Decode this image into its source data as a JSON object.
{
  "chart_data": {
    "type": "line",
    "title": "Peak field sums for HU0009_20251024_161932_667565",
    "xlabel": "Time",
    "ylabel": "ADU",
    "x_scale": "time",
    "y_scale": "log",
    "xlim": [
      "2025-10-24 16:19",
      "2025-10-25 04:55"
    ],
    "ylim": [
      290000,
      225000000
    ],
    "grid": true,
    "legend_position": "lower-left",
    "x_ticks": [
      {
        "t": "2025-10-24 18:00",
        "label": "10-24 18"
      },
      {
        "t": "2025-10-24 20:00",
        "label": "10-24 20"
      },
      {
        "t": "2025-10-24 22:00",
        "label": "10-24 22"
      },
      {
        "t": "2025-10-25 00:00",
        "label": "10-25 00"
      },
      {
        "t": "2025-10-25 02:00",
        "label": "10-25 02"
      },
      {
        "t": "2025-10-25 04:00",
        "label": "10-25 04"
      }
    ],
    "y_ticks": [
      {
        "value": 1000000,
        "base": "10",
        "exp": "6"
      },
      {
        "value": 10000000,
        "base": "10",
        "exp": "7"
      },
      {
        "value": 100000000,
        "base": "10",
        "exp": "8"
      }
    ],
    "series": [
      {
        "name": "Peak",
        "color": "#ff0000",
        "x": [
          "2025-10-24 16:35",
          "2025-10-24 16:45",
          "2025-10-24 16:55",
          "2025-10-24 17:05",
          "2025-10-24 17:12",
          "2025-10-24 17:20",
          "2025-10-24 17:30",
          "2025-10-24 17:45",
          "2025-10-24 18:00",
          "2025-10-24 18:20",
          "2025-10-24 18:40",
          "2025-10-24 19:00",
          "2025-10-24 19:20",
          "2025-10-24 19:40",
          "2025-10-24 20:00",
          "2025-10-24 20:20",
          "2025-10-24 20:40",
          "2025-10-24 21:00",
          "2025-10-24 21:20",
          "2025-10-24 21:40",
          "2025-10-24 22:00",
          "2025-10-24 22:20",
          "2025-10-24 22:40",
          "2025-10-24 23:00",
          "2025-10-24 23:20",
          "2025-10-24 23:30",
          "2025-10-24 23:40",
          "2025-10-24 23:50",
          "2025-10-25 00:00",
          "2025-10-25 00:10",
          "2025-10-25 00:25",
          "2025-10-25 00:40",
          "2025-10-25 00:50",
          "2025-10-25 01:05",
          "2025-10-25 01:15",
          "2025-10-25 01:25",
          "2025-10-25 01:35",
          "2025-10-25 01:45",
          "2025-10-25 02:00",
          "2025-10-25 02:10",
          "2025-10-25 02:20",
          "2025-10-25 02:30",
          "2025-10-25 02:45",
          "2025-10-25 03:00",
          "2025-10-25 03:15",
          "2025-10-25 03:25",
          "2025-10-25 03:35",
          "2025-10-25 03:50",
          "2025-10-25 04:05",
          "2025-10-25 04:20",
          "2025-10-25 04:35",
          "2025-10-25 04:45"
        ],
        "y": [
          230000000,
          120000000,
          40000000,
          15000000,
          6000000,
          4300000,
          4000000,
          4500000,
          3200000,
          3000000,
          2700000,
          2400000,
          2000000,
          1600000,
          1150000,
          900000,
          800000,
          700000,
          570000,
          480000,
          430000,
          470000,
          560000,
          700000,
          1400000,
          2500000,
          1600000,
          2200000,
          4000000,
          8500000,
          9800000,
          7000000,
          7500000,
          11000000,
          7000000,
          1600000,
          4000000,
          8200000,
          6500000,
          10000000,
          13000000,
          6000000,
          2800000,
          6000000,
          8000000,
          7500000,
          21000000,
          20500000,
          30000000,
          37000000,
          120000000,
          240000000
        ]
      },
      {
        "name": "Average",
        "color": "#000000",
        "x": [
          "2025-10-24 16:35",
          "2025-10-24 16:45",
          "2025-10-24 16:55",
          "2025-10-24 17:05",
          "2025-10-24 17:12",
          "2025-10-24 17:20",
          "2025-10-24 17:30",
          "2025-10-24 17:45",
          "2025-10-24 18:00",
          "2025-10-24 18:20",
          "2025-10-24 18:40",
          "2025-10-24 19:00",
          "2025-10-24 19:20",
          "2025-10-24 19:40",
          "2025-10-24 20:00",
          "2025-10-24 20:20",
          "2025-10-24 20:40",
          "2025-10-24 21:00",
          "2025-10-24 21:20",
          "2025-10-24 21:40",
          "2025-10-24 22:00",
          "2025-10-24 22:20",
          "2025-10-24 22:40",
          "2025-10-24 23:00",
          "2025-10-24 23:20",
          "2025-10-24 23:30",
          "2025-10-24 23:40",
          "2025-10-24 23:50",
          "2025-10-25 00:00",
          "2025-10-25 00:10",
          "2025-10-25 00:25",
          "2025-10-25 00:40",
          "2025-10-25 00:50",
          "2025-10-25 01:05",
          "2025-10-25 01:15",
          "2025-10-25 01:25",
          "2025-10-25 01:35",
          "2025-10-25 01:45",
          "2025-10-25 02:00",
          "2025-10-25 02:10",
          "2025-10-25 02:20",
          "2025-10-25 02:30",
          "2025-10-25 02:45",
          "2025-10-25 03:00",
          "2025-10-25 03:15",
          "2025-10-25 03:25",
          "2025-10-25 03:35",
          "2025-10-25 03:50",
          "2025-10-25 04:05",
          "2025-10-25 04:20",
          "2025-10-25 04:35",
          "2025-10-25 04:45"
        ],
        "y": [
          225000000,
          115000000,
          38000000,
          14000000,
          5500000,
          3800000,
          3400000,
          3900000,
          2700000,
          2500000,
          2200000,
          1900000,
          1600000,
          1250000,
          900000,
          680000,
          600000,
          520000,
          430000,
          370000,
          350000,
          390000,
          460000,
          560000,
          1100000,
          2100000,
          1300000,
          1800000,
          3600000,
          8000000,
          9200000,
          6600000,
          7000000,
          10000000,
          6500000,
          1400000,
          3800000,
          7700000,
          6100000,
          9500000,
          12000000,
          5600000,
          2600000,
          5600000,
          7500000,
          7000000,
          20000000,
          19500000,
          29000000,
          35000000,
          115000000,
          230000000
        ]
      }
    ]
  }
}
-----
Task to complete: Return each line of the listing that holds the string "value".

Problem solution:
        "value": 1000000,
        "value": 10000000,
        "value": 100000000,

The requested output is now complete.